Find each line holding "Maracaibo" and copy it out.

Extracted data entries
★ ★ ★ ★ ★ ★ ★

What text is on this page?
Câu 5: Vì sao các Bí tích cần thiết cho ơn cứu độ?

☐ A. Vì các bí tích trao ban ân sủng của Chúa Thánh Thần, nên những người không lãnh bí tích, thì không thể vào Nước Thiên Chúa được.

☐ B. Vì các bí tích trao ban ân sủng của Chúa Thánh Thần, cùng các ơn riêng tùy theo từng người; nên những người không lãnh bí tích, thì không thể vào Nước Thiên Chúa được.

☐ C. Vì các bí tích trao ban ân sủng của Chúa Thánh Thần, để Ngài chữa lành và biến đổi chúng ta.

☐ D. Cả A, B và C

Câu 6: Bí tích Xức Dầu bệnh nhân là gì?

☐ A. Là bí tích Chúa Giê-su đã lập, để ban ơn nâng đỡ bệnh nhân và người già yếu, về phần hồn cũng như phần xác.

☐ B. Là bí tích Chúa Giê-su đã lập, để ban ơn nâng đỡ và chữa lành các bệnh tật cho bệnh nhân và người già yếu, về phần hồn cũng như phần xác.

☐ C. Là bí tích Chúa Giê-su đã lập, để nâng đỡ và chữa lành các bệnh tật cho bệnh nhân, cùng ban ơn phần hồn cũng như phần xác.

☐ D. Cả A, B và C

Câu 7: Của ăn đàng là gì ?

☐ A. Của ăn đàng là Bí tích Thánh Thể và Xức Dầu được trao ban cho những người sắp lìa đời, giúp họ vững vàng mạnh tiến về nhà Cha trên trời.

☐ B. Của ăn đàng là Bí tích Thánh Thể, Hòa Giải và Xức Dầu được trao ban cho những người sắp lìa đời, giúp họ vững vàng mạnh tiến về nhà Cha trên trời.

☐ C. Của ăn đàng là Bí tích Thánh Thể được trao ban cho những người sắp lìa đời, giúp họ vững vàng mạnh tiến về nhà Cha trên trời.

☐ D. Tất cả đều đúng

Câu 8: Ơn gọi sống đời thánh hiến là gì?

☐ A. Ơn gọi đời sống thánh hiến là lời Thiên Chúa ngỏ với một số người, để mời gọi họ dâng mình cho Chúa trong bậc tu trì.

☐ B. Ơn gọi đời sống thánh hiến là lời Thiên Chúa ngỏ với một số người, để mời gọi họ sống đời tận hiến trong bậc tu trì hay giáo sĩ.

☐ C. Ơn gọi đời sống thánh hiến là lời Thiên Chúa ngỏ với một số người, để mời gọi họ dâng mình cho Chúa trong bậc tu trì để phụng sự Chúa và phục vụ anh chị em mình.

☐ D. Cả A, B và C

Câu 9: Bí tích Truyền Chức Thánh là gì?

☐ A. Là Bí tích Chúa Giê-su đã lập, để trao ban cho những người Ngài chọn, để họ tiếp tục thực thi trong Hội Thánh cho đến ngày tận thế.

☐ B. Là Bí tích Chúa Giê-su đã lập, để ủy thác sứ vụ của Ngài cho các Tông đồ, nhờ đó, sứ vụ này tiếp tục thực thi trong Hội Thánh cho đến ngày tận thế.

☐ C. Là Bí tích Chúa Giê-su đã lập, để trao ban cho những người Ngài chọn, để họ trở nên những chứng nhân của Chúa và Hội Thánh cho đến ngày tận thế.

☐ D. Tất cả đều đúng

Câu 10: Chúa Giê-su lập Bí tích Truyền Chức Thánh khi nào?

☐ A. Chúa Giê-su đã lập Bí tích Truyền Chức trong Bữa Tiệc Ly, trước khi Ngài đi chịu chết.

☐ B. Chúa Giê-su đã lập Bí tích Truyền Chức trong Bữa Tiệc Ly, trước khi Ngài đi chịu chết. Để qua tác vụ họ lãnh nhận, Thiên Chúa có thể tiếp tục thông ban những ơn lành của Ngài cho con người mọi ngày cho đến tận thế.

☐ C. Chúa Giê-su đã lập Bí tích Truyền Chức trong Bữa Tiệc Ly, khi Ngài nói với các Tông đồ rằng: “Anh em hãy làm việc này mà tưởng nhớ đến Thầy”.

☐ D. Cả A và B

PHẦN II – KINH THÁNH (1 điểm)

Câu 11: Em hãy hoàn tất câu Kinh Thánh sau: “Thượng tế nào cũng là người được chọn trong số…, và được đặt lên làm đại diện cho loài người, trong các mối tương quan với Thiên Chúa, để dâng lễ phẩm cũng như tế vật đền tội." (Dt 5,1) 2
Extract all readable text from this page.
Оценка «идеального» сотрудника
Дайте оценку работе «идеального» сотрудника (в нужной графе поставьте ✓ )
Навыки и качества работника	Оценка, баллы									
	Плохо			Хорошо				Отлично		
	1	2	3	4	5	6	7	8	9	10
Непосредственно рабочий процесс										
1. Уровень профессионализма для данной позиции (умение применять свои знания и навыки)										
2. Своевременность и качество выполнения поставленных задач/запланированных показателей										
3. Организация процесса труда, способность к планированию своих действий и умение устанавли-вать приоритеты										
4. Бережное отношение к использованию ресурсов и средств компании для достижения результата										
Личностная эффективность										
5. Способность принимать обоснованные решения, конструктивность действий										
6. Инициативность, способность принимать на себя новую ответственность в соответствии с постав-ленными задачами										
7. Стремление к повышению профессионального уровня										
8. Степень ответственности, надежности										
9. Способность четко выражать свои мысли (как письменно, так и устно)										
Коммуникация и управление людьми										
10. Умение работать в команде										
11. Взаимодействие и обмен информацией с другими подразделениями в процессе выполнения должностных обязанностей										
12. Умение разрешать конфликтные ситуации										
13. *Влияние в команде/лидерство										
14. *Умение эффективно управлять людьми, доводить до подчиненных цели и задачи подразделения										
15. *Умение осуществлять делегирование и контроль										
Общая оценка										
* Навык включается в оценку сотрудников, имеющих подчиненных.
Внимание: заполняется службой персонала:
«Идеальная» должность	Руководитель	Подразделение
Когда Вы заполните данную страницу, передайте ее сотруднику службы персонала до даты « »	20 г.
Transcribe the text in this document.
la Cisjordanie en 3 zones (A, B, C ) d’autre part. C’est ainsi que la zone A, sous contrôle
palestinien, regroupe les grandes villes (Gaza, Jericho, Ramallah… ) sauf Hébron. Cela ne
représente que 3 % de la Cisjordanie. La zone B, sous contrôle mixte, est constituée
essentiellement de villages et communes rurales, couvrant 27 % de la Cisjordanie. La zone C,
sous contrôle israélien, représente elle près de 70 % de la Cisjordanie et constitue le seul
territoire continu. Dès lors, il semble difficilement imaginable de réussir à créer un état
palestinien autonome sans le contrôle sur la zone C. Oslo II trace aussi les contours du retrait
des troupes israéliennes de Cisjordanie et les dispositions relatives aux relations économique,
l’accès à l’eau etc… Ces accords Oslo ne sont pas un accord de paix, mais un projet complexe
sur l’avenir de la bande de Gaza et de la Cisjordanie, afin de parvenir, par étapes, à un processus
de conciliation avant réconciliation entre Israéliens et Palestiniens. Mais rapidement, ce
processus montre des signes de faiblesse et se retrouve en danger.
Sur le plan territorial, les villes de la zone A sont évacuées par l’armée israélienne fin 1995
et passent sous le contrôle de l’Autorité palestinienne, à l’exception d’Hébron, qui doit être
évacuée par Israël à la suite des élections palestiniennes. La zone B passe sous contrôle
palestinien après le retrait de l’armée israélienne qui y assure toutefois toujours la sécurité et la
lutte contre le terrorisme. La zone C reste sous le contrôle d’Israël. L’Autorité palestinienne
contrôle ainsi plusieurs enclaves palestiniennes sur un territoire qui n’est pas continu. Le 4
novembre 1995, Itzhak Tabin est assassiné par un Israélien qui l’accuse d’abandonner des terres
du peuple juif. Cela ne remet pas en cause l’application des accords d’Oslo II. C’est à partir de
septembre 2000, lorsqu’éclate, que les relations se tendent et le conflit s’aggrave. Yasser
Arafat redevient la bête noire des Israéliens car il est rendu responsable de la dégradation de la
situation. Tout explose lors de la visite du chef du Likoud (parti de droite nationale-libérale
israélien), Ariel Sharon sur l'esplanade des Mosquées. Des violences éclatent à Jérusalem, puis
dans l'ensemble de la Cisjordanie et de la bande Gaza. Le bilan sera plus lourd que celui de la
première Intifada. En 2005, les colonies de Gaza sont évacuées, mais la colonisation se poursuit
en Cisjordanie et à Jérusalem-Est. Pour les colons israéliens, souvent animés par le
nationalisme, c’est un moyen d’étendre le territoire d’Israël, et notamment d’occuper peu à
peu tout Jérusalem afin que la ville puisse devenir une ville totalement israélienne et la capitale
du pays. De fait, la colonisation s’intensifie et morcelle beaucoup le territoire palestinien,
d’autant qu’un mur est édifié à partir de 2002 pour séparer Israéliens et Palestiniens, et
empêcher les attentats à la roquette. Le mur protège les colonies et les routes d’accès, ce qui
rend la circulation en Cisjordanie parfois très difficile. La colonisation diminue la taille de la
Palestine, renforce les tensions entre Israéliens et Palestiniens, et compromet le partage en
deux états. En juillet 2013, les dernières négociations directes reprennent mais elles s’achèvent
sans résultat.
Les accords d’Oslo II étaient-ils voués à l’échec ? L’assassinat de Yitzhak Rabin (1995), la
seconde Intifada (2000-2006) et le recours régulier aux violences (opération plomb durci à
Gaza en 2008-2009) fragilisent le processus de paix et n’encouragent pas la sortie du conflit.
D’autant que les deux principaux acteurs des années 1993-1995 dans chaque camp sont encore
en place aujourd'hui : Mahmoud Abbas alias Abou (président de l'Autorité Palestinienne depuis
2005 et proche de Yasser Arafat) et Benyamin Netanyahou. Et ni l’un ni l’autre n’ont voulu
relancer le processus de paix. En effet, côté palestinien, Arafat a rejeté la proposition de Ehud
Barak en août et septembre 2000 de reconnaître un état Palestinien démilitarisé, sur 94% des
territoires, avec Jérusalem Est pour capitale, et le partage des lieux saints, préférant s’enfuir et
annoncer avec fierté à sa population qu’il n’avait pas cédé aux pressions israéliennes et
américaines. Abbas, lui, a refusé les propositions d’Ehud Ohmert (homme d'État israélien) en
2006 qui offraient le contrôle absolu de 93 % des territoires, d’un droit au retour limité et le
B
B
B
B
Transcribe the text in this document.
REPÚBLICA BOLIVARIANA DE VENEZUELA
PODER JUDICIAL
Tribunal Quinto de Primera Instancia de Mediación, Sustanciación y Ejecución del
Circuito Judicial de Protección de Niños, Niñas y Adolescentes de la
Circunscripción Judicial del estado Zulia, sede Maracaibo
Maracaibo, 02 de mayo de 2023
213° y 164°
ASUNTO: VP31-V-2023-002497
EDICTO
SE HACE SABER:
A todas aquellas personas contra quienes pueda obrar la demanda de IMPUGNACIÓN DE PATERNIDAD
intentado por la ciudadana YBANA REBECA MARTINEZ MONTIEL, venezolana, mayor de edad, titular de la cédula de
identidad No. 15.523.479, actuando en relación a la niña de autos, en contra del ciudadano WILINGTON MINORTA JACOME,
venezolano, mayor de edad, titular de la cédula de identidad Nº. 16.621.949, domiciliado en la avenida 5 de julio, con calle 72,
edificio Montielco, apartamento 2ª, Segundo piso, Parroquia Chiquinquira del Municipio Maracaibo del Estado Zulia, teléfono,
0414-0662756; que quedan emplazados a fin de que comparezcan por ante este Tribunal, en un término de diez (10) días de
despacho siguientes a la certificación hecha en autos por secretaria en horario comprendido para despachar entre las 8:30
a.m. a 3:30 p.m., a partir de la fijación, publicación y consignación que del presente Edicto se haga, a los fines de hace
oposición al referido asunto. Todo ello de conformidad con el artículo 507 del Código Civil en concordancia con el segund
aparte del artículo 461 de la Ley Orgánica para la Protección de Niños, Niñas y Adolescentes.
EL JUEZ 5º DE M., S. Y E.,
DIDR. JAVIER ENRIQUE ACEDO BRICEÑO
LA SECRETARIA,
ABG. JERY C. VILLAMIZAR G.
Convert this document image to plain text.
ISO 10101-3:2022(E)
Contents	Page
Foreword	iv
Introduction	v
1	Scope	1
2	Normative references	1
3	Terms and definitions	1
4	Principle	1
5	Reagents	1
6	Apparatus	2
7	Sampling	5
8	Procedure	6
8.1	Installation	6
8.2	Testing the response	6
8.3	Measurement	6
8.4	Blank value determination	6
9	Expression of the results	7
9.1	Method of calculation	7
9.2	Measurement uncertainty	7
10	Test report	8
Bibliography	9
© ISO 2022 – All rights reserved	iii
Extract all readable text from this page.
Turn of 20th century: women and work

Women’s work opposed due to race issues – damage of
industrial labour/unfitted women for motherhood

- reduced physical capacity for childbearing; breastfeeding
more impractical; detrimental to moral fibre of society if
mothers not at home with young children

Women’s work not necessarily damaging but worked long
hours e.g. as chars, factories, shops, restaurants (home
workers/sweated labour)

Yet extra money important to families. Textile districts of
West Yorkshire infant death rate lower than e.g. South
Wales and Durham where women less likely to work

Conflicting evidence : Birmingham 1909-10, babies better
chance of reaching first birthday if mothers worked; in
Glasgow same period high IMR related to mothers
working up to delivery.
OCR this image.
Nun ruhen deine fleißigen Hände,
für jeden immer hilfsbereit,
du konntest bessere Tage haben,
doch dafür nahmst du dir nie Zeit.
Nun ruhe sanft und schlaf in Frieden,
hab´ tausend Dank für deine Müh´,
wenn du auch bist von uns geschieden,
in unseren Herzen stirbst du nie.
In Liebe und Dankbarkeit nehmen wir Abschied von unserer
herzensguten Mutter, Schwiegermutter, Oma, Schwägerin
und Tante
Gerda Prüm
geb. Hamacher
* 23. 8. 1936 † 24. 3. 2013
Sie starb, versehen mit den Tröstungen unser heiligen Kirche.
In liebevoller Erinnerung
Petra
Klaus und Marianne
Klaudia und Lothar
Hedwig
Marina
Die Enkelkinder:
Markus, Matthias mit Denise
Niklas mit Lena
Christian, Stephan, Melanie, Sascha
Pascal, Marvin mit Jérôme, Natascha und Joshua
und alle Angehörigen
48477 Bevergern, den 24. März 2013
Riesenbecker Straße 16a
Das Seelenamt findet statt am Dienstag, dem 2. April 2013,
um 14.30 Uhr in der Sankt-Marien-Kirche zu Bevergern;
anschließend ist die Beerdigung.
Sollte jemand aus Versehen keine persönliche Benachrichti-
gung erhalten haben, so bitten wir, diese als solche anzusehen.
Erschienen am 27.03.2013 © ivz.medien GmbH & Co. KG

★ ★ ★ ★ ★ ★ ★

**IN RESPONSE**
Circunscripción Judicial del estado Zulia, sede Maracaibo
Maracaibo, 02 de mayo de 2023
edificio Montielco, apartamento 2ª, Segundo piso, Parroquia Chiquinquira del Municipio Maracaibo del Estado Zulia, teléfono,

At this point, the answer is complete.